**Voci di elementi annotati**
────────────────

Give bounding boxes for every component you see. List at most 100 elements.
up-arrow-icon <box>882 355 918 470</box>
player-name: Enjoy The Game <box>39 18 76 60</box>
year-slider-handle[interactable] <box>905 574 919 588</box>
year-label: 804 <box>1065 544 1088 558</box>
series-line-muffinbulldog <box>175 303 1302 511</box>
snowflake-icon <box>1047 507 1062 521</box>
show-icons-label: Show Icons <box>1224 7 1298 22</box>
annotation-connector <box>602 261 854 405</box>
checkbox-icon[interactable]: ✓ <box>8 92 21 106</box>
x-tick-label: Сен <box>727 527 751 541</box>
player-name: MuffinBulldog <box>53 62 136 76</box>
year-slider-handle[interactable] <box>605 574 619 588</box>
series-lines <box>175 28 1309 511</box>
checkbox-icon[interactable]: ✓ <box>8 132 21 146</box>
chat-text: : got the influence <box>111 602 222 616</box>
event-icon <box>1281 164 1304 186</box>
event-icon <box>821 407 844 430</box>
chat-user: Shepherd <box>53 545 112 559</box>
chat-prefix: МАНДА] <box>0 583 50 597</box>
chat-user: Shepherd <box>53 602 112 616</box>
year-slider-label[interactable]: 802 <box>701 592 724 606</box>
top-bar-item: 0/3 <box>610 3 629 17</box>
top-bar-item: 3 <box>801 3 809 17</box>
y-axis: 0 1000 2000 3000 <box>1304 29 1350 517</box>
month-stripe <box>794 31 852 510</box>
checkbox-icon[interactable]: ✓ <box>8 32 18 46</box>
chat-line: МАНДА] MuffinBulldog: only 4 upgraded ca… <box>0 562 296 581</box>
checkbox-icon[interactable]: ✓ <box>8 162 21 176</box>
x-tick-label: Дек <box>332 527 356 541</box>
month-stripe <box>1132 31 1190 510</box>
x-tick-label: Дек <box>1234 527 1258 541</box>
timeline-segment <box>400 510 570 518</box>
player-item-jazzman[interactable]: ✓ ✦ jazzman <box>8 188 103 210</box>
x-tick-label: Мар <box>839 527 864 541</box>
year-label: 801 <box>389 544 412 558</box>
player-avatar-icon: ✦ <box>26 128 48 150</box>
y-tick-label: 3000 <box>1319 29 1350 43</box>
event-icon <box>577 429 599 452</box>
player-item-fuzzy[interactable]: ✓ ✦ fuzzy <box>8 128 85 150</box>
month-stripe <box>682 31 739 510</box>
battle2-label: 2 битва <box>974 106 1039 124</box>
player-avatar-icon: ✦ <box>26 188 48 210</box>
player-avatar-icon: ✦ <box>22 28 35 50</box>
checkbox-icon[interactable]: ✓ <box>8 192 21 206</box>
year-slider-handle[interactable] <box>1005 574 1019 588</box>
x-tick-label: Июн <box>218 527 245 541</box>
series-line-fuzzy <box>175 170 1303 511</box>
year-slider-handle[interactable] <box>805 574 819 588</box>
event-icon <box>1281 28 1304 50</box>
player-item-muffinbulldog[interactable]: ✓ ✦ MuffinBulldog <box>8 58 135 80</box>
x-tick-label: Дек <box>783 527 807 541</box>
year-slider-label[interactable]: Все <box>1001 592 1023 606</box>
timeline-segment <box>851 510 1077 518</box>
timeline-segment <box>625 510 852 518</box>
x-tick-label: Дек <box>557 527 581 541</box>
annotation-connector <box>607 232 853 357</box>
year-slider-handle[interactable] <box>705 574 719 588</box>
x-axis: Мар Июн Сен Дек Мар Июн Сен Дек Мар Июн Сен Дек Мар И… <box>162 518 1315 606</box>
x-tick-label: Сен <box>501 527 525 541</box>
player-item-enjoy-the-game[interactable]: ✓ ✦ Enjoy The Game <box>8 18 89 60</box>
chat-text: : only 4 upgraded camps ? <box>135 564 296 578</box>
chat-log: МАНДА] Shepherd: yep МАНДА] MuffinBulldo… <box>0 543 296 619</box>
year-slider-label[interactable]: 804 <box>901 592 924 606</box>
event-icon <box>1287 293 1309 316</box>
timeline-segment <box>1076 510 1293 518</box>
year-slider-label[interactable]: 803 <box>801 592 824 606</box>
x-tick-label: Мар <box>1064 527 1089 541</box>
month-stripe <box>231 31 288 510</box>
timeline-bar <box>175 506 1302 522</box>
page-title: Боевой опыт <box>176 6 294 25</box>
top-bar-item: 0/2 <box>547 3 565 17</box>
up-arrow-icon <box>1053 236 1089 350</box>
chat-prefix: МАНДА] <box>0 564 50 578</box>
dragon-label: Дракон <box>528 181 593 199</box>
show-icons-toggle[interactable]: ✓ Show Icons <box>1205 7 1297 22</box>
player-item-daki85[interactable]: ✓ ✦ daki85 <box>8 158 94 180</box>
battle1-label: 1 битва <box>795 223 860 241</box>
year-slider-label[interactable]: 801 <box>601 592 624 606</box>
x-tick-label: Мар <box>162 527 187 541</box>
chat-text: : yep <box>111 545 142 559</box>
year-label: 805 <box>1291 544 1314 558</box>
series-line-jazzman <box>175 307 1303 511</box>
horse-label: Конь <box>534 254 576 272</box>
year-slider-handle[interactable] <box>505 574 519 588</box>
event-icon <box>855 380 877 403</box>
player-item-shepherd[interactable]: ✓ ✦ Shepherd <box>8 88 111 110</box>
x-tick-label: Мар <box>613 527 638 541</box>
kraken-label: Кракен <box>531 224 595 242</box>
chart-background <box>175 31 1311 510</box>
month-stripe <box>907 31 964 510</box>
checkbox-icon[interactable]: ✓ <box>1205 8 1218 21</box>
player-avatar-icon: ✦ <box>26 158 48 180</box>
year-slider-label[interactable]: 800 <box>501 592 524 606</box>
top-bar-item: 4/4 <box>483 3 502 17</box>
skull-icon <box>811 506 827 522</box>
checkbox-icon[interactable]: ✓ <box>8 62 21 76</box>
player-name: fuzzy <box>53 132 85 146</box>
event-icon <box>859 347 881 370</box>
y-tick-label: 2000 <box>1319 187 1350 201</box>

────────────────

Riscrivi tutto il materiale sostituendo ogni occorrenza di "event-icon" con "event-marker" e lasciando invariato il resto.

**Risposta alla consegna**
Give bounding boxes for every component you see. List at most 100 elements.
up-arrow-icon <box>882 355 918 470</box>
player-name: Enjoy The Game <box>39 18 76 60</box>
year-slider-handle[interactable] <box>905 574 919 588</box>
year-label: 804 <box>1065 544 1088 558</box>
series-line-muffinbulldog <box>175 303 1302 511</box>
snowflake-icon <box>1047 507 1062 521</box>
show-icons-label: Show Icons <box>1224 7 1298 22</box>
annotation-connector <box>602 261 854 405</box>
checkbox-icon[interactable]: ✓ <box>8 92 21 106</box>
x-tick-label: Сен <box>727 527 751 541</box>
player-name: MuffinBulldog <box>53 62 136 76</box>
year-slider-handle[interactable] <box>605 574 619 588</box>
series-lines <box>175 28 1309 511</box>
checkbox-icon[interactable]: ✓ <box>8 132 21 146</box>
chat-text: : got the influence <box>111 602 222 616</box>
event-marker <box>1281 164 1304 186</box>
event-marker <box>821 407 844 430</box>
chat-user: Shepherd <box>53 545 112 559</box>
chat-prefix: МАНДА] <box>0 583 50 597</box>
chat-user: Shepherd <box>53 602 112 616</box>
year-slider-label[interactable]: 802 <box>701 592 724 606</box>
top-bar-item: 0/3 <box>610 3 629 17</box>
top-bar-item: 3 <box>801 3 809 17</box>
y-axis: 0 1000 2000 3000 <box>1304 29 1350 517</box>
month-stripe <box>794 31 852 510</box>
checkbox-icon[interactable]: ✓ <box>8 32 18 46</box>
chat-line: МАНДА] MuffinBulldog: only 4 upgraded ca… <box>0 562 296 581</box>
checkbox-icon[interactable]: ✓ <box>8 162 21 176</box>
x-tick-label: Дек <box>332 527 356 541</box>
month-stripe <box>1132 31 1190 510</box>
x-tick-label: Дек <box>1234 527 1258 541</box>
timeline-segment <box>400 510 570 518</box>
player-item-jazzman[interactable]: ✓ ✦ jazzman <box>8 188 103 210</box>
x-tick-label: Мар <box>839 527 864 541</box>
year-label: 801 <box>389 544 412 558</box>
player-avatar-icon: ✦ <box>26 128 48 150</box>
y-tick-label: 3000 <box>1319 29 1350 43</box>
event-marker <box>577 429 599 452</box>
player-item-fuzzy[interactable]: ✓ ✦ fuzzy <box>8 128 85 150</box>
month-stripe <box>682 31 739 510</box>
battle2-label: 2 битва <box>974 106 1039 124</box>
player-avatar-icon: ✦ <box>26 188 48 210</box>
player-avatar-icon: ✦ <box>22 28 35 50</box>
checkbox-icon[interactable]: ✓ <box>8 192 21 206</box>
year-slider-handle[interactable] <box>1005 574 1019 588</box>
x-tick-label: Июн <box>218 527 245 541</box>
series-line-fuzzy <box>175 170 1303 511</box>
year-slider-handle[interactable] <box>805 574 819 588</box>
event-marker <box>1281 28 1304 50</box>
player-item-muffinbulldog[interactable]: ✓ ✦ MuffinBulldog <box>8 58 135 80</box>
x-tick-label: Дек <box>783 527 807 541</box>
year-slider-label[interactable]: Все <box>1001 592 1023 606</box>
timeline-segment <box>851 510 1077 518</box>
timeline-segment <box>625 510 852 518</box>
x-tick-label: Дек <box>557 527 581 541</box>
annotation-connector <box>607 232 853 357</box>
year-slider-handle[interactable] <box>705 574 719 588</box>
x-axis: Мар Июн Сен Дек Мар Июн Сен Дек Мар Июн Сен Дек Мар И… <box>162 518 1315 606</box>
x-tick-label: Сен <box>501 527 525 541</box>
player-item-enjoy-the-game[interactable]: ✓ ✦ Enjoy The Game <box>8 18 89 60</box>
chat-text: : only 4 upgraded camps ? <box>135 564 296 578</box>
chat-log: МАНДА] Shepherd: yep МАНДА] MuffinBulldo… <box>0 543 296 619</box>
year-slider-label[interactable]: 804 <box>901 592 924 606</box>
event-marker <box>1287 293 1309 316</box>
timeline-segment <box>1076 510 1293 518</box>
year-slider-label[interactable]: 803 <box>801 592 824 606</box>
x-tick-label: Мар <box>1064 527 1089 541</box>
month-stripe <box>231 31 288 510</box>
timeline-bar <box>175 506 1302 522</box>
page-title: Боевой опыт <box>176 6 294 25</box>
top-bar-item: 0/2 <box>547 3 565 17</box>
up-arrow-icon <box>1053 236 1089 350</box>
chat-prefix: МАНДА] <box>0 564 50 578</box>
dragon-label: Дракон <box>528 181 593 199</box>
show-icons-toggle[interactable]: ✓ Show Icons <box>1205 7 1297 22</box>
player-item-daki85[interactable]: ✓ ✦ daki85 <box>8 158 94 180</box>
battle1-label: 1 битва <box>795 223 860 241</box>
year-slider-label[interactable]: 801 <box>601 592 624 606</box>
x-tick-label: Мар <box>162 527 187 541</box>
chat-text: : yep <box>111 545 142 559</box>
year-label: 805 <box>1291 544 1314 558</box>
series-line-jazzman <box>175 307 1303 511</box>
horse-label: Конь <box>534 254 576 272</box>
year-slider-handle[interactable] <box>505 574 519 588</box>
event-marker <box>855 380 877 403</box>
player-item-shepherd[interactable]: ✓ ✦ Shepherd <box>8 88 111 110</box>
x-tick-label: Мар <box>613 527 638 541</box>
kraken-label: Кракен <box>531 224 595 242</box>
chart-background <box>175 31 1311 510</box>
month-stripe <box>907 31 964 510</box>
checkbox-icon[interactable]: ✓ <box>1205 8 1218 21</box>
player-avatar-icon: ✦ <box>26 158 48 180</box>
year-slider-label[interactable]: 800 <box>501 592 524 606</box>
top-bar-item: 4/4 <box>483 3 502 17</box>
skull-icon <box>811 506 827 522</box>
checkbox-icon[interactable]: ✓ <box>8 62 21 76</box>
player-name: fuzzy <box>53 132 85 146</box>
event-marker <box>859 347 881 370</box>
y-tick-label: 2000 <box>1319 187 1350 201</box>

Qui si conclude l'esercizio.